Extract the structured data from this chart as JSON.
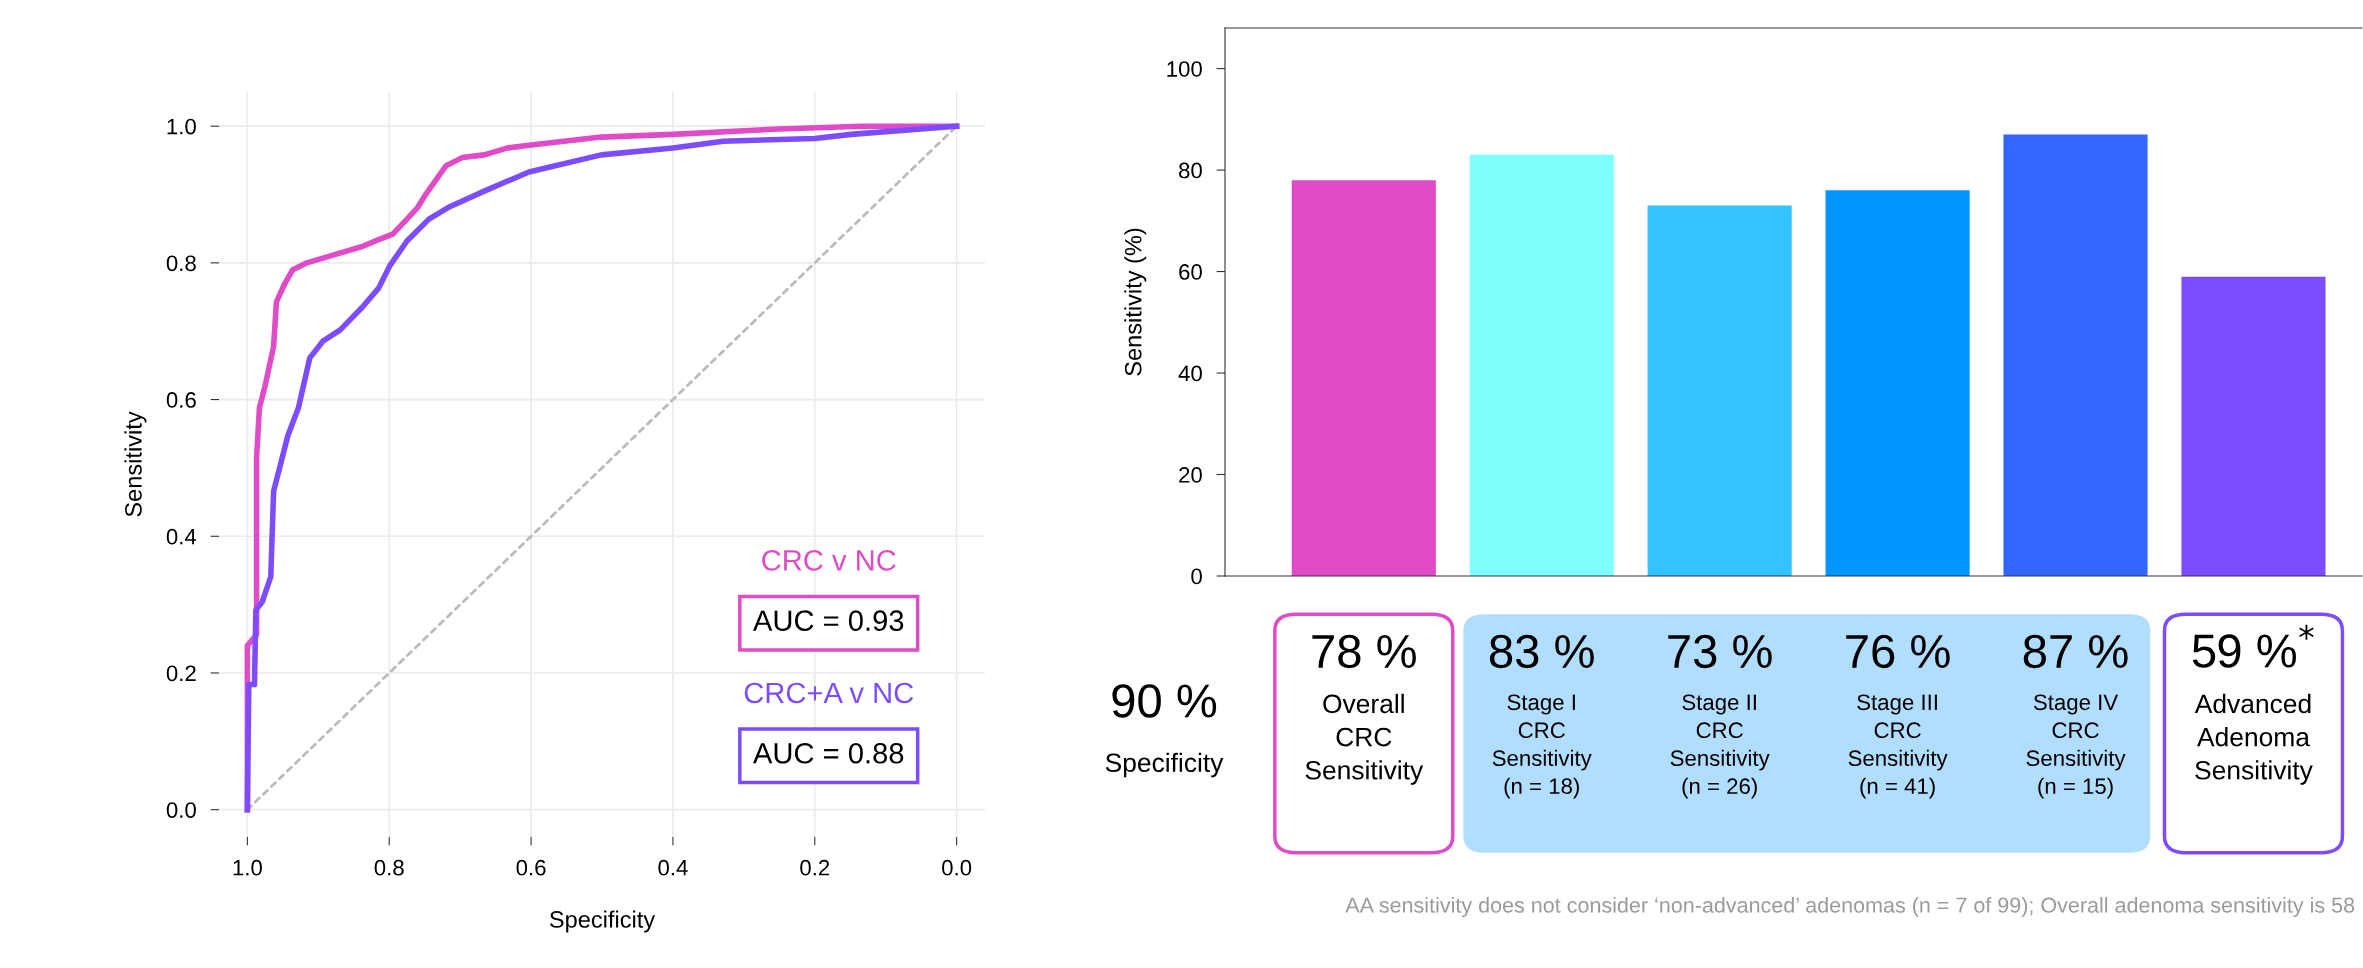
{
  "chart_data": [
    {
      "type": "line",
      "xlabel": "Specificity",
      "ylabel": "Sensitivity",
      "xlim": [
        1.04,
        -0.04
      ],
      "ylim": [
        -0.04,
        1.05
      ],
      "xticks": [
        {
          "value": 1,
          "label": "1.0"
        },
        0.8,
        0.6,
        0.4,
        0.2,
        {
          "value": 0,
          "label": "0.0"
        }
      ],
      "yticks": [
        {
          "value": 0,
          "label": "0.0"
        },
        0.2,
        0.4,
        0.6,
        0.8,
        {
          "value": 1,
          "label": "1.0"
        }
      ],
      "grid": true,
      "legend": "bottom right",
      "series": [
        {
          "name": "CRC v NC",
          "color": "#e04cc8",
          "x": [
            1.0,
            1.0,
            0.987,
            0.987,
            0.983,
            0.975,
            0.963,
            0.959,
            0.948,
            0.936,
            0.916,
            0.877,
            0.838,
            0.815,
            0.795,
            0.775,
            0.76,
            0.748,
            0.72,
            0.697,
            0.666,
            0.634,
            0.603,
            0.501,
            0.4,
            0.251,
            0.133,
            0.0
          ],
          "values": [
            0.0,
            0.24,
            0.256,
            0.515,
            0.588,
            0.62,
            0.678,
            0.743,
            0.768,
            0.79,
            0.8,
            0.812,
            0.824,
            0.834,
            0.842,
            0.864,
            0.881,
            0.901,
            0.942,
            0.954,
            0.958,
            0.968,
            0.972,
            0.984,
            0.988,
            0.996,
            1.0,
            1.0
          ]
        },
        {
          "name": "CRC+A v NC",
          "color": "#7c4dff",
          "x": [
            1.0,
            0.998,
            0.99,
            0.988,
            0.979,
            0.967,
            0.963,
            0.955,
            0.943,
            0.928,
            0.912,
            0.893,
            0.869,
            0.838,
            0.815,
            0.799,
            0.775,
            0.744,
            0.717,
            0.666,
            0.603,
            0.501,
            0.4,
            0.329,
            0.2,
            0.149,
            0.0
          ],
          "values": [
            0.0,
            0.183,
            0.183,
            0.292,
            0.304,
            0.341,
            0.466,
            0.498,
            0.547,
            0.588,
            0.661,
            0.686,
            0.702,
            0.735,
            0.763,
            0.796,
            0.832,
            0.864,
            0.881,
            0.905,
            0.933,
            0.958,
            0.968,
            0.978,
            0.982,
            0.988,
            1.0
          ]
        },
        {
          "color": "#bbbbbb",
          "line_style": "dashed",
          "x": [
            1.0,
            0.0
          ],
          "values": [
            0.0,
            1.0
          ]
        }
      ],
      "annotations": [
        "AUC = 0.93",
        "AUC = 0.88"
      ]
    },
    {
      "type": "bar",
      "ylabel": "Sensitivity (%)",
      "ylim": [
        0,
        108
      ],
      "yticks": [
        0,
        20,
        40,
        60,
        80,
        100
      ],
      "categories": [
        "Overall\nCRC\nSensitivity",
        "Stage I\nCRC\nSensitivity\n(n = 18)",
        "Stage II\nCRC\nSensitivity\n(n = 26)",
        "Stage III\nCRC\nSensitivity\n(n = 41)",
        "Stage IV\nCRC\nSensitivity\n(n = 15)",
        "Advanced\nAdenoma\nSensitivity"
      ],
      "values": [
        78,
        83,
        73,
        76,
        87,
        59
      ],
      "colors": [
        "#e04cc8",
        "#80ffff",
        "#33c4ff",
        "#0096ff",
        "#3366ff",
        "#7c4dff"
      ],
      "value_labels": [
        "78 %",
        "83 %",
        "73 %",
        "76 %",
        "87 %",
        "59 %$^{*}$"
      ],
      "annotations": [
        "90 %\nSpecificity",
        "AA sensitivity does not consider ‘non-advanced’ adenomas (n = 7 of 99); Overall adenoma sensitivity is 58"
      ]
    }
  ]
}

----------

-- To be done --
Copy out every line that includes the word "Overall".

-- Exercise solution --
        "Overall\nCRC\nSensitivity",
        "AA sensitivity does not consider ‘non-advanced’ adenomas (n = 7 of 99); Overall adenoma sensitivity is 58"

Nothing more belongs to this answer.